[RECORDED DATA]
★ ★ ★

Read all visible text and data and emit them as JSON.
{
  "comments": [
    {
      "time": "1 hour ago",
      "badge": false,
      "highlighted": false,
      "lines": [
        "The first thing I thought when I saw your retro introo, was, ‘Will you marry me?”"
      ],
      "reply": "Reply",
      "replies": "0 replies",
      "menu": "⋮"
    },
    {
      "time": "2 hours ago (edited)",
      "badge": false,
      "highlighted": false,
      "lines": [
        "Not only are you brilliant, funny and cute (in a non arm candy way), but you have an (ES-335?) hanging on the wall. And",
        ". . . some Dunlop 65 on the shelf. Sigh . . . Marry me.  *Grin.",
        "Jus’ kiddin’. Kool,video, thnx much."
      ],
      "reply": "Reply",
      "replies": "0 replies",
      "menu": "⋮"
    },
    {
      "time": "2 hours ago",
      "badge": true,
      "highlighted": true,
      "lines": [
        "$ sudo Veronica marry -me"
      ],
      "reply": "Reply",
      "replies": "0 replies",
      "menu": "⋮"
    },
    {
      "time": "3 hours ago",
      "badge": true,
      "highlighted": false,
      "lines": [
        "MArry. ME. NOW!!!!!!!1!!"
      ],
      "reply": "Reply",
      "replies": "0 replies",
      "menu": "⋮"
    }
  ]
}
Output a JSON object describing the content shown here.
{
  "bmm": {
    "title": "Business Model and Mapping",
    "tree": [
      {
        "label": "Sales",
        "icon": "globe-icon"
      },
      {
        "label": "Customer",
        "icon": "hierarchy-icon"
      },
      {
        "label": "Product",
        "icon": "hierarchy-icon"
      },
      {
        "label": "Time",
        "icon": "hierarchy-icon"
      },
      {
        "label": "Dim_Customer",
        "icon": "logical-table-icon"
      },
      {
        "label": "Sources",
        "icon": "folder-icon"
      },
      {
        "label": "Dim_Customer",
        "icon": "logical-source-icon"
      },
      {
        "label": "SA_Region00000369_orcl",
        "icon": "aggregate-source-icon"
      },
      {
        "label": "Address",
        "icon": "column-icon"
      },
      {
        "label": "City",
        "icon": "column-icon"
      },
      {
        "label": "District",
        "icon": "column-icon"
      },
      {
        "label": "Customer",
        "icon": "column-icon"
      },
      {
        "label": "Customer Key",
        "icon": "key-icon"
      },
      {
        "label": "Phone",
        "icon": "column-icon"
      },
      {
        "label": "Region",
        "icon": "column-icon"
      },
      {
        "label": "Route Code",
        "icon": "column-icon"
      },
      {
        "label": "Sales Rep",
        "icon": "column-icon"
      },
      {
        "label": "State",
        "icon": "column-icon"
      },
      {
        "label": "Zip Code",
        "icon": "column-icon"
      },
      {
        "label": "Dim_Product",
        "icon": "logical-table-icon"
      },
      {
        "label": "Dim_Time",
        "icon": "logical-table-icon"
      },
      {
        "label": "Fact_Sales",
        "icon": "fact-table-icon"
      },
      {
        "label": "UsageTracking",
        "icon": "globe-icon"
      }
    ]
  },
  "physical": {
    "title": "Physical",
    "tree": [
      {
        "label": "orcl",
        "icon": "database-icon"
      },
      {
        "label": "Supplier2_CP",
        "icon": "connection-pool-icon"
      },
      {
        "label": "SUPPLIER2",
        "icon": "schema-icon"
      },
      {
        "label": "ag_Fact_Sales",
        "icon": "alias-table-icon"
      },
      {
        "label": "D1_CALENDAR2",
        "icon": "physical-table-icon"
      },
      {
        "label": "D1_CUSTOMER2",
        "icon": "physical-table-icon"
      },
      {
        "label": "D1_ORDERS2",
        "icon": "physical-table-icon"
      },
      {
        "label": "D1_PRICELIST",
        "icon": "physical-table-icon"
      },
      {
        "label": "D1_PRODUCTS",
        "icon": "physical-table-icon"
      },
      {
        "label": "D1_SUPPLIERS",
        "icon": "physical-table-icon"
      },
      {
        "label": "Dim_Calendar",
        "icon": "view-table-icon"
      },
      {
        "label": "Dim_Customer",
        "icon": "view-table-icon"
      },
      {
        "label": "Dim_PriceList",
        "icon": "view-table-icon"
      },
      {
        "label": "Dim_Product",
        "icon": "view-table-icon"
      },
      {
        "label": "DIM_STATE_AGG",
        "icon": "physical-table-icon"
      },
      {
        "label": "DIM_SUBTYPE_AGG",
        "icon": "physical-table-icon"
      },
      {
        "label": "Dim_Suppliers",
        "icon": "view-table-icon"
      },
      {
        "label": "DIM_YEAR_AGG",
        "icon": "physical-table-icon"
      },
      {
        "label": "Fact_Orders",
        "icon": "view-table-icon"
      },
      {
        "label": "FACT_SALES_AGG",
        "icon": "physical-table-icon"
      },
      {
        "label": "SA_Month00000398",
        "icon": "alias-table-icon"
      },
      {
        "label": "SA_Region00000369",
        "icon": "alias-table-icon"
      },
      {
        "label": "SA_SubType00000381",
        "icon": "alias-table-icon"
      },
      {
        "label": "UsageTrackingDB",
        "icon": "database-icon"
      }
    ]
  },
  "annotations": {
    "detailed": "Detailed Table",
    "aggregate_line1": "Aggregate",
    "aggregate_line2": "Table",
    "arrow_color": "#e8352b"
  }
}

★ ★ ★

[WRITTEN EXERCISE]
Say how many lines hold the word "title", giving the number and nothing else.

[RESULT OF THE TASK]
2